(Spatial annotation entries)

■ ■ ■ ■ ■

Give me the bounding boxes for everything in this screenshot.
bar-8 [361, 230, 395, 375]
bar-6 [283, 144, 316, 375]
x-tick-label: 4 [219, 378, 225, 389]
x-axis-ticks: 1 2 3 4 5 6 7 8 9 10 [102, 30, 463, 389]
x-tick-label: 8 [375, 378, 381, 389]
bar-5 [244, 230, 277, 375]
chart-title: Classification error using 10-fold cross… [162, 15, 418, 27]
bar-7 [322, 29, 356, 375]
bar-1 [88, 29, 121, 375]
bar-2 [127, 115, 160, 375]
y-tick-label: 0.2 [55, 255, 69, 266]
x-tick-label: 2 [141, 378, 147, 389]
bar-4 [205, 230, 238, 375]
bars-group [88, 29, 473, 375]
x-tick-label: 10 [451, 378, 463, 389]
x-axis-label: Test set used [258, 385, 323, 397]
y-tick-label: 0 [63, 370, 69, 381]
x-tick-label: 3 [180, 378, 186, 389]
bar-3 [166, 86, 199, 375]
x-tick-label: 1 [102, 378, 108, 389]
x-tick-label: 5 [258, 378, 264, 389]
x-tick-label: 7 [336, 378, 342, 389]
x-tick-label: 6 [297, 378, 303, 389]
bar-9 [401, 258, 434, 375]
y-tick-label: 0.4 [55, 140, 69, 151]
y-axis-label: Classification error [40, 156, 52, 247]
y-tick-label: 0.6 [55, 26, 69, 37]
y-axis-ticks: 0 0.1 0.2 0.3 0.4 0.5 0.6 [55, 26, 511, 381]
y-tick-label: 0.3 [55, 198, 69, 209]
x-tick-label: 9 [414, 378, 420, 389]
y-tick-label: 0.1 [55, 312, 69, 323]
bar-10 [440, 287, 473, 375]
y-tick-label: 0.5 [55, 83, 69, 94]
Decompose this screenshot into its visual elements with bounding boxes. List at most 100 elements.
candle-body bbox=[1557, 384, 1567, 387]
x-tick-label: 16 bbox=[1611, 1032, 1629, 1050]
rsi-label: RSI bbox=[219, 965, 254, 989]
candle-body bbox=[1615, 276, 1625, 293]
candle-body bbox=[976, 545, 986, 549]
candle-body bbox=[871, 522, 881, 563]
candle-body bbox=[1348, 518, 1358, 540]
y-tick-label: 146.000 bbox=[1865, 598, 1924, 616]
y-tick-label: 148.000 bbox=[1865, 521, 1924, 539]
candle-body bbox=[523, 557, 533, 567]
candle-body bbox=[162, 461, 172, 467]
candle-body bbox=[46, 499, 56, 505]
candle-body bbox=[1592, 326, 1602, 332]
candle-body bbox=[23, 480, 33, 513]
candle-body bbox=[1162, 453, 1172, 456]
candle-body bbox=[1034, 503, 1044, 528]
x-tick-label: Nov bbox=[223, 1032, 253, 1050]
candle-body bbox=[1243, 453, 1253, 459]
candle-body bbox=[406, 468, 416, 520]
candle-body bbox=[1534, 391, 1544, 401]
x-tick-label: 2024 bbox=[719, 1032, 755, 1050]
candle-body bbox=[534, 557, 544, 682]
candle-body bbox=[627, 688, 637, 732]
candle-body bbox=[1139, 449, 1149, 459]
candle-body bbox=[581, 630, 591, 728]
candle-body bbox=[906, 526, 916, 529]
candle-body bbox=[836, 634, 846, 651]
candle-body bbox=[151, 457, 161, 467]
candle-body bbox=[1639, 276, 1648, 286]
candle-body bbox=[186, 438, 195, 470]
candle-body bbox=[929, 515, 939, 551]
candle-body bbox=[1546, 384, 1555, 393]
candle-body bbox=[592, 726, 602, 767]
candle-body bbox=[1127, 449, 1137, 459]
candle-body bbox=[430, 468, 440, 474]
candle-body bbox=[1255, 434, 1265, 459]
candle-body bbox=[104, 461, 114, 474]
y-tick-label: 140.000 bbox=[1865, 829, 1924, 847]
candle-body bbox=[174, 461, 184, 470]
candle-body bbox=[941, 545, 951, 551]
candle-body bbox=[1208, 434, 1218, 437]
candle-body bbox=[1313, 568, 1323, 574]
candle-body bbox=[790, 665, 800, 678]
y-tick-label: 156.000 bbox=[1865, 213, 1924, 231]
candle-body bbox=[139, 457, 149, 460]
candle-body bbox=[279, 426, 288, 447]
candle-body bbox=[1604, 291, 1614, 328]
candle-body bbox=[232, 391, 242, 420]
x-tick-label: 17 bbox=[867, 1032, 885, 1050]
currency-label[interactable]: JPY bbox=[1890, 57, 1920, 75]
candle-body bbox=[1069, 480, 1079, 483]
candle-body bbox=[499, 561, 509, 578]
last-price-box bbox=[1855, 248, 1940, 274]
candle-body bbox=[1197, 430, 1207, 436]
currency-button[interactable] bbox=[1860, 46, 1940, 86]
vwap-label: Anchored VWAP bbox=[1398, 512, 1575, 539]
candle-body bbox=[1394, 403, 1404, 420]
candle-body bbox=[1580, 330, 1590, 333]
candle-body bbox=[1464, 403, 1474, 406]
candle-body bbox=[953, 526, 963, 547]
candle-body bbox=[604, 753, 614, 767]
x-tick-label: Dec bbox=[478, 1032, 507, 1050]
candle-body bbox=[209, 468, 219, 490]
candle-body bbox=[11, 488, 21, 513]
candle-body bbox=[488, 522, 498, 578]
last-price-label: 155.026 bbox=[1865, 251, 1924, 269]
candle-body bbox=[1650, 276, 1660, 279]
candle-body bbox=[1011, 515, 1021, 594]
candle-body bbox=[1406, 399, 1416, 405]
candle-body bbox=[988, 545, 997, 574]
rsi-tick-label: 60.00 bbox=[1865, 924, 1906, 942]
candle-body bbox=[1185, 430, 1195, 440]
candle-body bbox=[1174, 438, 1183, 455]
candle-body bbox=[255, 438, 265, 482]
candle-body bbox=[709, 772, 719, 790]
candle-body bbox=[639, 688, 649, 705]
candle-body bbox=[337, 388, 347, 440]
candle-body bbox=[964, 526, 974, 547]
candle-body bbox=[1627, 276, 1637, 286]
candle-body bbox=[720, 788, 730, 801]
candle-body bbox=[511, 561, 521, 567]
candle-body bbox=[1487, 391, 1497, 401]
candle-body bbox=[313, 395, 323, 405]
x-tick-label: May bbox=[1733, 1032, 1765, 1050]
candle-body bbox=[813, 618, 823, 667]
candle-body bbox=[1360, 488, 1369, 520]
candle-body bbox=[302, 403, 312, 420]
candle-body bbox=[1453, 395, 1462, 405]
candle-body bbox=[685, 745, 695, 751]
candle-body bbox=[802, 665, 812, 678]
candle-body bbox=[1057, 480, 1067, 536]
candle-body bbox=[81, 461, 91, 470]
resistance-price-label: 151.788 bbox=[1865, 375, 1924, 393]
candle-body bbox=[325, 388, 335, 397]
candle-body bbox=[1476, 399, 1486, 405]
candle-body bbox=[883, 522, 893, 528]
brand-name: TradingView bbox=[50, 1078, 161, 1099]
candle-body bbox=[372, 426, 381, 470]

■ ■ ■ ■ ■

* [Requirement] Reproduce the material above, swapping every instance of "candle-body" for "candlestick-body" and leaving everything else unchanged.

* [Finished exercise]
Give me the bounding boxes for everything in this screenshot.
bar-8 [361, 230, 395, 375]
bar-6 [283, 144, 316, 375]
x-tick-label: 4 [219, 378, 225, 389]
x-axis-ticks: 1 2 3 4 5 6 7 8 9 10 [102, 30, 463, 389]
x-tick-label: 8 [375, 378, 381, 389]
bar-5 [244, 230, 277, 375]
chart-title: Classification error using 10-fold cross… [162, 15, 418, 27]
bar-7 [322, 29, 356, 375]
bar-1 [88, 29, 121, 375]
bar-2 [127, 115, 160, 375]
y-tick-label: 0.2 [55, 255, 69, 266]
x-tick-label: 2 [141, 378, 147, 389]
bar-4 [205, 230, 238, 375]
bars-group [88, 29, 473, 375]
x-tick-label: 10 [451, 378, 463, 389]
x-axis-label: Test set used [258, 385, 323, 397]
y-tick-label: 0 [63, 370, 69, 381]
x-tick-label: 3 [180, 378, 186, 389]
bar-3 [166, 86, 199, 375]
x-tick-label: 1 [102, 378, 108, 389]
x-tick-label: 5 [258, 378, 264, 389]
x-tick-label: 7 [336, 378, 342, 389]
x-tick-label: 6 [297, 378, 303, 389]
bar-9 [401, 258, 434, 375]
y-tick-label: 0.4 [55, 140, 69, 151]
y-axis-label: Classification error [40, 156, 52, 247]
y-tick-label: 0.6 [55, 26, 69, 37]
y-axis-ticks: 0 0.1 0.2 0.3 0.4 0.5 0.6 [55, 26, 511, 381]
y-tick-label: 0.3 [55, 198, 69, 209]
x-tick-label: 9 [414, 378, 420, 389]
y-tick-label: 0.1 [55, 312, 69, 323]
bar-10 [440, 287, 473, 375]
y-tick-label: 0.5 [55, 83, 69, 94]
Decompose this screenshot into its visual elements with bounding boxes. List at most 100 elements.
candlestick-body bbox=[1557, 384, 1567, 387]
x-tick-label: 16 bbox=[1611, 1032, 1629, 1050]
rsi-label: RSI bbox=[219, 965, 254, 989]
candlestick-body bbox=[1615, 276, 1625, 293]
candlestick-body bbox=[976, 545, 986, 549]
candlestick-body bbox=[871, 522, 881, 563]
candlestick-body bbox=[1348, 518, 1358, 540]
y-tick-label: 146.000 bbox=[1865, 598, 1924, 616]
y-tick-label: 148.000 bbox=[1865, 521, 1924, 539]
candlestick-body bbox=[523, 557, 533, 567]
candlestick-body bbox=[162, 461, 172, 467]
candlestick-body bbox=[46, 499, 56, 505]
candlestick-body bbox=[1592, 326, 1602, 332]
candlestick-body bbox=[23, 480, 33, 513]
candlestick-body bbox=[1162, 453, 1172, 456]
candlestick-body bbox=[1034, 503, 1044, 528]
x-tick-label: Nov bbox=[223, 1032, 253, 1050]
candlestick-body bbox=[1243, 453, 1253, 459]
candlestick-body bbox=[406, 468, 416, 520]
candlestick-body bbox=[1534, 391, 1544, 401]
x-tick-label: 2024 bbox=[719, 1032, 755, 1050]
candlestick-body bbox=[534, 557, 544, 682]
candlestick-body bbox=[627, 688, 637, 732]
candlestick-body bbox=[1139, 449, 1149, 459]
candlestick-body bbox=[581, 630, 591, 728]
candlestick-body bbox=[906, 526, 916, 529]
candlestick-body bbox=[836, 634, 846, 651]
candlestick-body bbox=[151, 457, 161, 467]
candlestick-body bbox=[1639, 276, 1648, 286]
candlestick-body bbox=[186, 438, 195, 470]
candlestick-body bbox=[929, 515, 939, 551]
candlestick-body bbox=[1546, 384, 1555, 393]
candlestick-body bbox=[592, 726, 602, 767]
candlestick-body bbox=[1127, 449, 1137, 459]
candlestick-body bbox=[430, 468, 440, 474]
candlestick-body bbox=[1255, 434, 1265, 459]
candlestick-body bbox=[104, 461, 114, 474]
y-tick-label: 140.000 bbox=[1865, 829, 1924, 847]
candlestick-body bbox=[174, 461, 184, 470]
candlestick-body bbox=[941, 545, 951, 551]
candlestick-body bbox=[1208, 434, 1218, 437]
candlestick-body bbox=[1313, 568, 1323, 574]
candlestick-body bbox=[790, 665, 800, 678]
y-tick-label: 156.000 bbox=[1865, 213, 1924, 231]
candlestick-body bbox=[139, 457, 149, 460]
candlestick-body bbox=[279, 426, 288, 447]
candlestick-body bbox=[1604, 291, 1614, 328]
candlestick-body bbox=[232, 391, 242, 420]
x-tick-label: 17 bbox=[867, 1032, 885, 1050]
currency-label[interactable]: JPY bbox=[1890, 57, 1920, 75]
candlestick-body bbox=[1069, 480, 1079, 483]
candlestick-body bbox=[499, 561, 509, 578]
last-price-box bbox=[1855, 248, 1940, 274]
candlestick-body bbox=[1197, 430, 1207, 436]
currency-button[interactable] bbox=[1860, 46, 1940, 86]
vwap-label: Anchored VWAP bbox=[1398, 512, 1575, 539]
candlestick-body bbox=[1394, 403, 1404, 420]
candlestick-body bbox=[1580, 330, 1590, 333]
candlestick-body bbox=[1464, 403, 1474, 406]
candlestick-body bbox=[953, 526, 963, 547]
candlestick-body bbox=[604, 753, 614, 767]
x-tick-label: Dec bbox=[478, 1032, 507, 1050]
candlestick-body bbox=[209, 468, 219, 490]
candlestick-body bbox=[11, 488, 21, 513]
candlestick-body bbox=[488, 522, 498, 578]
last-price-label: 155.026 bbox=[1865, 251, 1924, 269]
candlestick-body bbox=[1650, 276, 1660, 279]
candlestick-body bbox=[1011, 515, 1021, 594]
candlestick-body bbox=[1406, 399, 1416, 405]
candlestick-body bbox=[988, 545, 997, 574]
rsi-tick-label: 60.00 bbox=[1865, 924, 1906, 942]
candlestick-body bbox=[1185, 430, 1195, 440]
candlestick-body bbox=[1174, 438, 1183, 455]
candlestick-body bbox=[255, 438, 265, 482]
candlestick-body bbox=[709, 772, 719, 790]
candlestick-body bbox=[639, 688, 649, 705]
candlestick-body bbox=[337, 388, 347, 440]
candlestick-body bbox=[964, 526, 974, 547]
candlestick-body bbox=[1627, 276, 1637, 286]
candlestick-body bbox=[720, 788, 730, 801]
candlestick-body bbox=[511, 561, 521, 567]
candlestick-body bbox=[1487, 391, 1497, 401]
candlestick-body bbox=[313, 395, 323, 405]
x-tick-label: May bbox=[1733, 1032, 1765, 1050]
candlestick-body bbox=[813, 618, 823, 667]
candlestick-body bbox=[1360, 488, 1369, 520]
candlestick-body bbox=[302, 403, 312, 420]
candlestick-body bbox=[1453, 395, 1462, 405]
candlestick-body bbox=[685, 745, 695, 751]
candlestick-body bbox=[802, 665, 812, 678]
candlestick-body bbox=[1057, 480, 1067, 536]
candlestick-body bbox=[81, 461, 91, 470]
resistance-price-label: 151.788 bbox=[1865, 375, 1924, 393]
candlestick-body bbox=[325, 388, 335, 397]
candlestick-body bbox=[1476, 399, 1486, 405]
candlestick-body bbox=[883, 522, 893, 528]
brand-name: TradingView bbox=[50, 1078, 161, 1099]
candlestick-body bbox=[372, 426, 381, 470]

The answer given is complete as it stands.